:: WHAT IS EXPECTED ::
All entries are to be quoted exactly; the images stay out of the copy.

»»

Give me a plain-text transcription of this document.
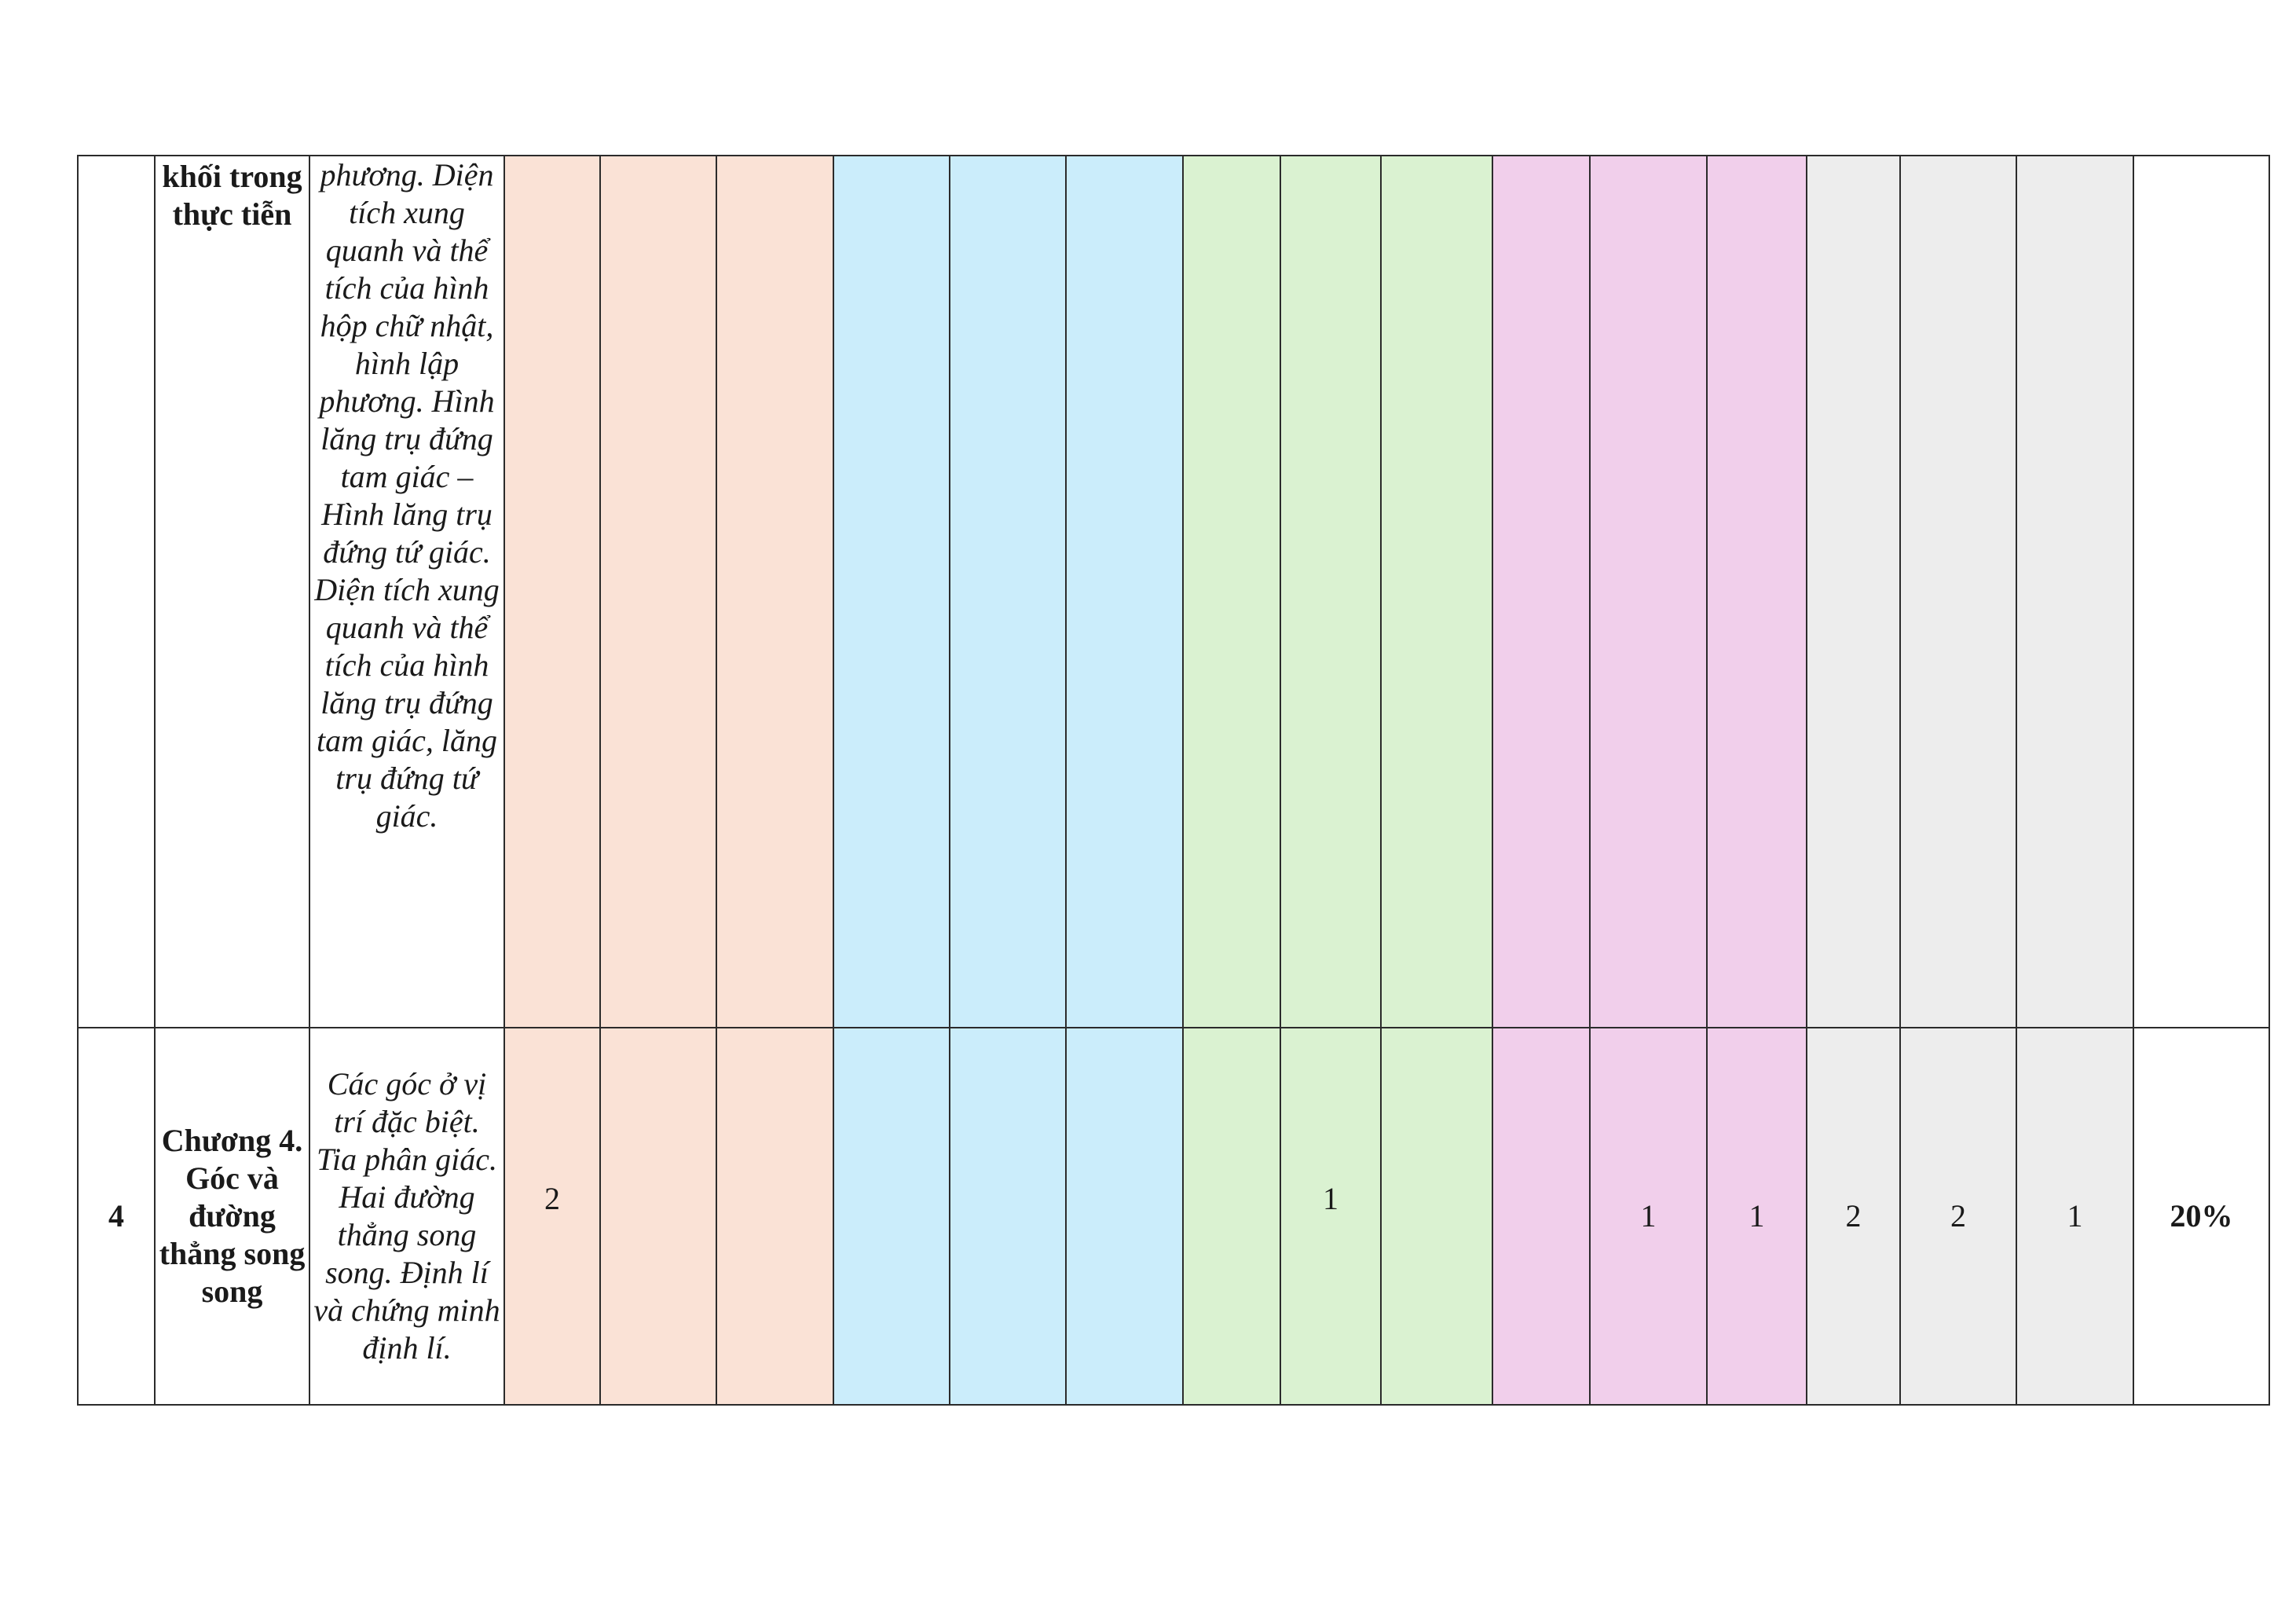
	khối trong thực tiễn	phương. Diện tích xung quanh và thể tích của hình hộp chữ nhật, hình lập phương. Hình lăng trụ đứng tam giác – Hình lăng trụ đứng tứ giác. Diện tích xung quanh và thể tích của hình lăng trụ đứng tam giác, lăng trụ đứng tứ giác.																
4	Chương 4. Góc và đường thẳng song song	Các góc ở vị trí đặc biệt. Tia phân giác. Hai đường thẳng song song. Định lí và chứng minh định lí.	2							1			1	1	2	2	1	20%
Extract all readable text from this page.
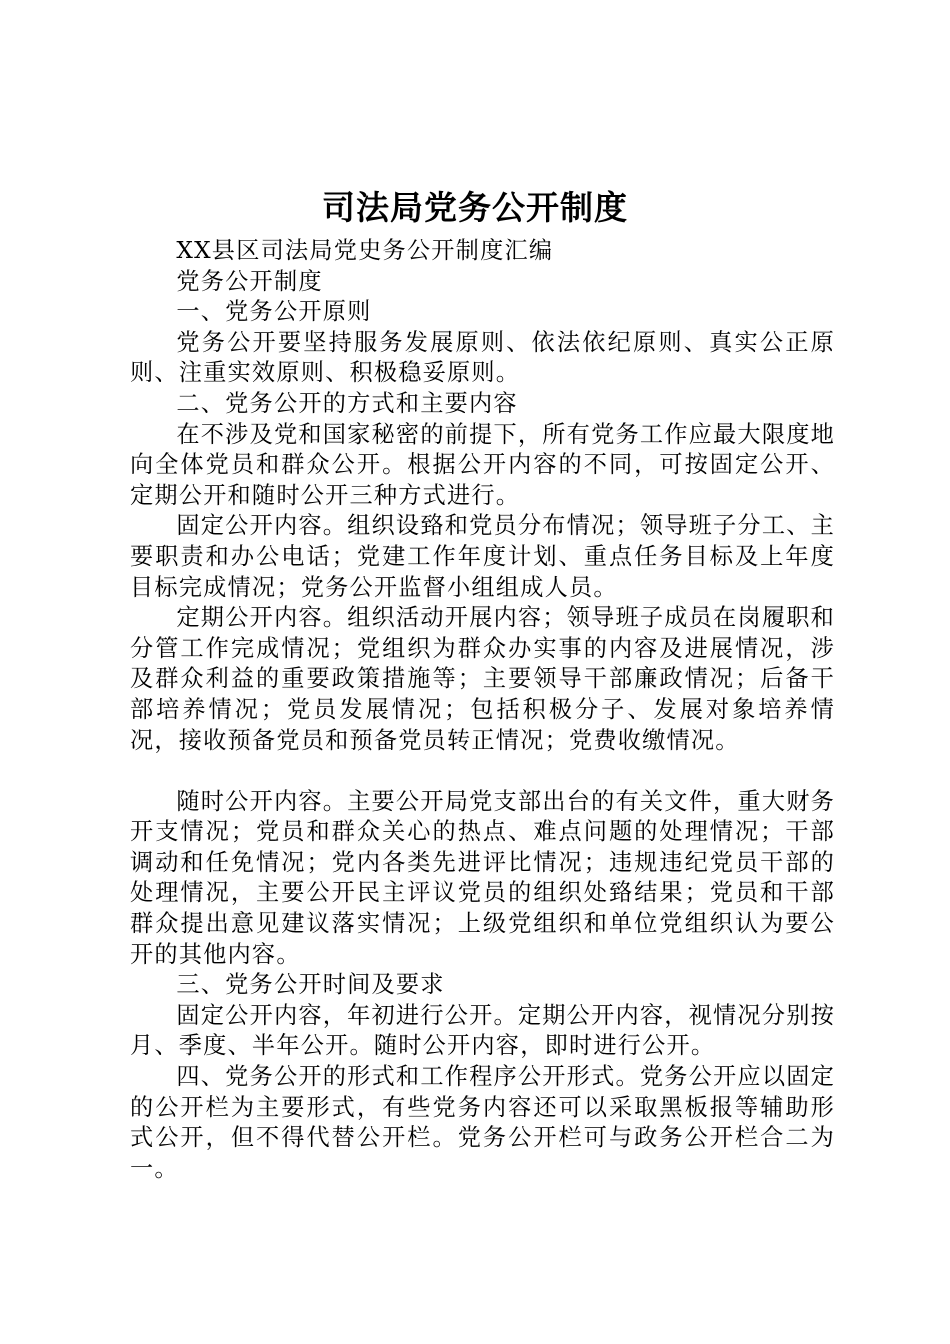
司法局党务公开制度

XX县区司法局党史务公开制度汇编

党务公开制度

一、党务公开原则

党务公开要坚持服务发展原则、依法依纪原则、真实公正原则、注重实效原则、积极稳妥原则。

二、党务公开的方式和主要内容

在不涉及党和国家秘密的前提下，所有党务工作应最大限度地向全体党员和群众公开。根据公开内容的不同，可按固定公开、定期公开和随时公开三种方式进行。

固定公开内容。组织设臵和党员分布情况；领导班子分工、主要职责和办公电话；党建工作年度计划、重点任务目标及上年度目标完成情况；党务公开监督小组组成人员。

定期公开内容。组织活动开展内容；领导班子成员在岗履职和分管工作完成情况；党组织为群众办实事的内容及进展情况，涉及群众利益的重要政策措施等；主要领导干部廉政情况；后备干部培养情况；党员发展情况；包括积极分子、发展对象培养情况，接收预备党员和预备党员转正情况；党费收缴情况。

随时公开内容。主要公开局党支部出台的有关文件，重大财务开支情况；党员和群众关心的热点、难点问题的处理情况；干部调动和任免情况；党内各类先进评比情况；违规违纪党员干部的处理情况，主要公开民主评议党员的组织处臵结果；党员和干部群众提出意见建议落实情况；上级党组织和单位党组织认为要公开的其他内容。

三、党务公开时间及要求

固定公开内容，年初进行公开。定期公开内容，视情况分别按月、季度、半年公开。随时公开内容，即时进行公开。

四、党务公开的形式和工作程序公开形式。党务公开应以固定的公开栏为主要形式，有些党务内容还可以采取黑板报等辅助形式公开，但不得代替公开栏。党务公开栏可与政务公开栏合二为一。
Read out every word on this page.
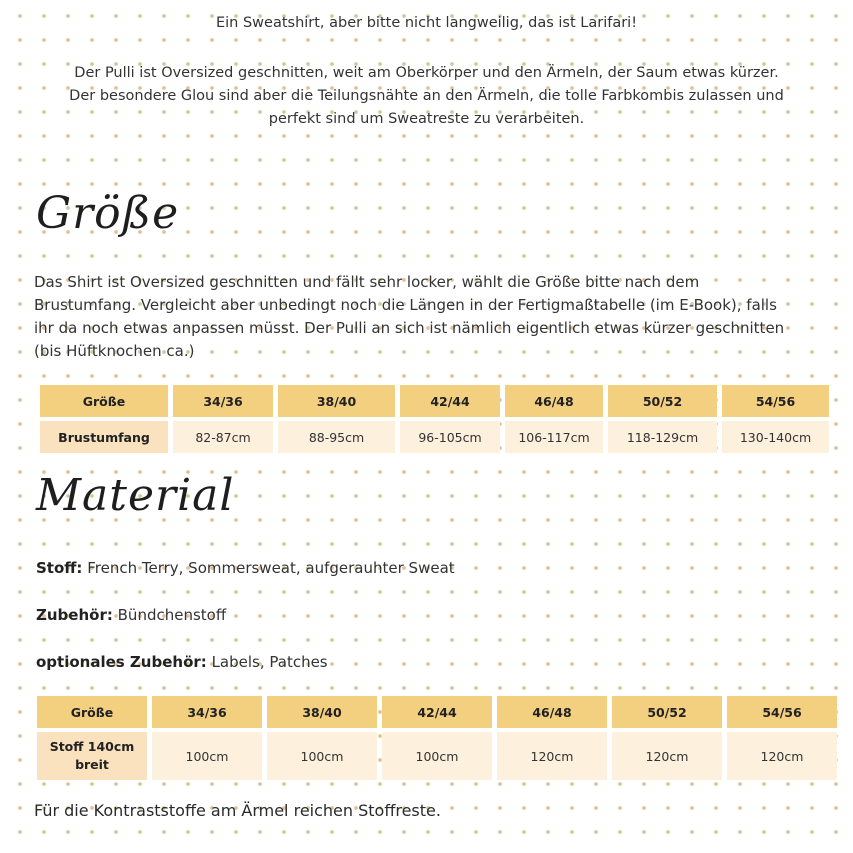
Ein Sweatshirt, aber bitte nicht langweilig, das ist Larifari!
Der Pulli ist Oversized geschnitten, weit am Oberkörper und den Ärmeln, der Saum etwas kürzer.
Der besondere Glou sind aber die Teilungsnähte an den Ärmeln, die tolle Farbkombis zulassen und
perfekt sind um Sweatreste zu verarbeiten.
Größe
Das Shirt ist Oversized geschnitten und fällt sehr locker, wählt die Größe bitte nach dem Brustumfang. Vergleicht aber unbedingt noch die Längen in der Fertigmaßtabelle (im E-Book), falls ihr da noch etwas anpassen müsst. Der Pulli an sich ist nämlich eigentlich etwas kürzer geschnitten (bis Hüftknochen ca.)
Größe	34/36	38/40	42/44	46/48	50/52	54/56
Brustumfang	82-87cm	88-95cm	96-105cm	106-117cm	118-129cm	130-140cm
Material
Stoff: French Terry, Sommersweat, aufgerauhter Sweat
Zubehör: Bündchenstoff
optionales Zubehör: Labels, Patches
Größe	34/36	38/40	42/44	46/48	50/52	54/56
Stoff 140cm breit	100cm	100cm	100cm	120cm	120cm	120cm
Für die Kontraststoffe am Ärmel reichen Stoffreste.
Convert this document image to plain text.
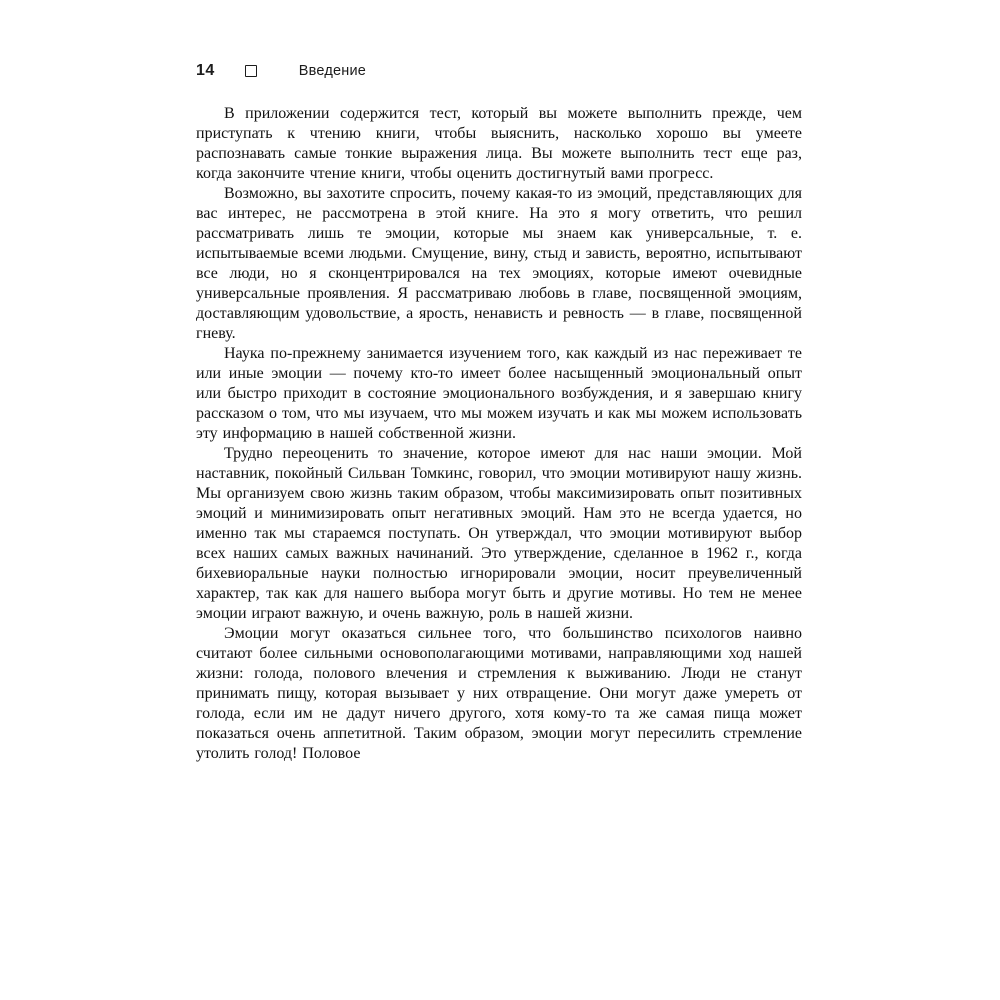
14	Введение

В приложении содержится тест, который вы можете выполнить прежде, чем приступать к чтению книги, чтобы выяснить, насколько хорошо вы умеете распознавать самые тонкие выражения лица. Вы можете выполнить тест еще раз, когда закончите чтение книги, чтобы оценить достигнутый вами прогресс.

Возможно, вы захотите спросить, почему какая-то из эмоций, представляющих для вас интерес, не рассмотрена в этой книге. На это я могу ответить, что решил рассматривать лишь те эмоции, которые мы знаем как универсальные, т. е. испытываемые всеми людьми. Смущение, вину, стыд и зависть, вероятно, испытывают все люди, но я сконцентрировался на тех эмоциях, которые имеют очевидные универсальные проявления. Я рассматриваю любовь в главе, посвященной эмоциям, доставляющим удовольствие, а ярость, ненависть и ревность — в главе, посвященной гневу.

Наука по-прежнему занимается изучением того, как каждый из нас переживает те или иные эмоции — почему кто-то имеет более насыщенный эмоциональный опыт или быстро приходит в состояние эмоционального возбуждения, и я завершаю книгу рассказом о том, что мы изучаем, что мы можем изучать и как мы можем использовать эту информацию в нашей собственной жизни.

Трудно переоценить то значение, которое имеют для нас наши эмоции. Мой наставник, покойный Сильван Томкинс, говорил, что эмоции мотивируют нашу жизнь. Мы организуем свою жизнь таким образом, чтобы максимизировать опыт позитивных эмоций и минимизировать опыт негативных эмоций. Нам это не всегда удается, но именно так мы стараемся поступать. Он утверждал, что эмоции мотивируют выбор всех наших самых важных начинаний. Это утверждение, сделанное в 1962 г., когда бихевиоральные науки полностью игнорировали эмоции, носит преувеличенный характер, так как для нашего выбора могут быть и другие мотивы. Но тем не менее эмоции играют важную, и очень важную, роль в нашей жизни.

Эмоции могут оказаться сильнее того, что большинство психологов наивно считают более сильными основополагающими мотивами, направляющими ход нашей жизни: голода, полового влечения и стремления к выживанию. Люди не станут принимать пищу, которая вызывает у них отвращение. Они могут даже умереть от голода, если им не дадут ничего другого, хотя кому-то та же самая пища может показаться очень аппетитной. Таким образом, эмоции могут пересилить стремление утолить голод! Половое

««

:: ANSWER ::
Give me a plain-text transcription of this document.
	khối trong thực tiễn	phương. Diện tích xung quanh và thể tích của hình hộp chữ nhật, hình lập phương. Hình lăng trụ đứng tam giác – Hình lăng trụ đứng tứ giác. Diện tích xung quanh và thể tích của hình lăng trụ đứng tam giác, lăng trụ đứng tứ giác.																
4	Chương 4. Góc và đường thẳng song song	Các góc ở vị trí đặc biệt. Tia phân giác. Hai đường thẳng song song. Định lí và chứng minh định lí.	2							1			1	1	2	2	1	20%
Extract all readable text from this page.
司法局党务公开制度

XX县区司法局党史务公开制度汇编

党务公开制度

一、党务公开原则

党务公开要坚持服务发展原则、依法依纪原则、真实公正原则、注重实效原则、积极稳妥原则。

二、党务公开的方式和主要内容

在不涉及党和国家秘密的前提下，所有党务工作应最大限度地向全体党员和群众公开。根据公开内容的不同，可按固定公开、定期公开和随时公开三种方式进行。

固定公开内容。组织设臵和党员分布情况；领导班子分工、主要职责和办公电话；党建工作年度计划、重点任务目标及上年度目标完成情况；党务公开监督小组组成人员。

定期公开内容。组织活动开展内容；领导班子成员在岗履职和分管工作完成情况；党组织为群众办实事的内容及进展情况，涉及群众利益的重要政策措施等；主要领导干部廉政情况；后备干部培养情况；党员发展情况；包括积极分子、发展对象培养情况，接收预备党员和预备党员转正情况；党费收缴情况。

随时公开内容。主要公开局党支部出台的有关文件，重大财务开支情况；党员和群众关心的热点、难点问题的处理情况；干部调动和任免情况；党内各类先进评比情况；违规违纪党员干部的处理情况，主要公开民主评议党员的组织处臵结果；党员和干部群众提出意见建议落实情况；上级党组织和单位党组织认为要公开的其他内容。

三、党务公开时间及要求

固定公开内容，年初进行公开。定期公开内容，视情况分别按月、季度、半年公开。随时公开内容，即时进行公开。

四、党务公开的形式和工作程序公开形式。党务公开应以固定的公开栏为主要形式，有些党务内容还可以采取黑板报等辅助形式公开，但不得代替公开栏。党务公开栏可与政务公开栏合二为一。
Read out every word on this page.
Ein Sweatshirt, aber bitte nicht langweilig, das ist Larifari!
Der Pulli ist Oversized geschnitten, weit am Oberkörper und den Ärmeln, der Saum etwas kürzer.
Der besondere Glou sind aber die Teilungsnähte an den Ärmeln, die tolle Farbkombis zulassen und
perfekt sind um Sweatreste zu verarbeiten.
Größe
Das Shirt ist Oversized geschnitten und fällt sehr locker, wählt die Größe bitte nach dem Brustumfang. Vergleicht aber unbedingt noch die Längen in der Fertigmaßtabelle (im E-Book), falls ihr da noch etwas anpassen müsst. Der Pulli an sich ist nämlich eigentlich etwas kürzer geschnitten (bis Hüftknochen ca.)
Größe	34/36	38/40	42/44	46/48	50/52	54/56
Brustumfang	82-87cm	88-95cm	96-105cm	106-117cm	118-129cm	130-140cm
Material
Stoff: French Terry, Sommersweat, aufgerauhter Sweat
Zubehör: Bündchenstoff
optionales Zubehör: Labels, Patches
Größe	34/36	38/40	42/44	46/48	50/52	54/56
Stoff 140cm breit	100cm	100cm	100cm	120cm	120cm	120cm
Für die Kontraststoffe am Ärmel reichen Stoffreste.
Convert this document image to plain text.
14	Введение

В приложении содержится тест, который вы можете выполнить прежде, чем приступать к чтению книги, чтобы выяснить, насколько хорошо вы умеете распознавать самые тонкие выражения лица. Вы можете выполнить тест еще раз, когда закончите чтение книги, чтобы оценить достигнутый вами прогресс.

Возможно, вы захотите спросить, почему какая-то из эмоций, представляющих для вас интерес, не рассмотрена в этой книге. На это я могу ответить, что решил рассматривать лишь те эмоции, которые мы знаем как универсальные, т. е. испытываемые всеми людьми. Смущение, вину, стыд и зависть, вероятно, испытывают все люди, но я сконцентрировался на тех эмоциях, которые имеют очевидные универсальные проявления. Я рассматриваю любовь в главе, посвященной эмоциям, доставляющим удовольствие, а ярость, ненависть и ревность — в главе, посвященной гневу.

Наука по-прежнему занимается изучением того, как каждый из нас переживает те или иные эмоции — почему кто-то имеет более насыщенный эмоциональный опыт или быстро приходит в состояние эмоционального возбуждения, и я завершаю книгу рассказом о том, что мы изучаем, что мы можем изучать и как мы можем использовать эту информацию в нашей собственной жизни.

Трудно переоценить то значение, которое имеют для нас наши эмоции. Мой наставник, покойный Сильван Томкинс, говорил, что эмоции мотивируют нашу жизнь. Мы организуем свою жизнь таким образом, чтобы максимизировать опыт позитивных эмоций и минимизировать опыт негативных эмоций. Нам это не всегда удается, но именно так мы стараемся поступать. Он утверждал, что эмоции мотивируют выбор всех наших самых важных начинаний. Это утверждение, сделанное в 1962 г., когда бихевиоральные науки полностью игнорировали эмоции, носит преувеличенный характер, так как для нашего выбора могут быть и другие мотивы. Но тем не менее эмоции играют важную, и очень важную, роль в нашей жизни.

Эмоции могут оказаться сильнее того, что большинство психологов наивно считают более сильными основополагающими мотивами, направляющими ход нашей жизни: голода, полового влечения и стремления к выживанию. Люди не станут принимать пищу, которая вызывает у них отвращение. Они могут даже умереть от голода, если им не дадут ничего другого, хотя кому-то та же самая пища может показаться очень аппетитной. Таким образом, эмоции могут пересилить стремление утолить голод! Половое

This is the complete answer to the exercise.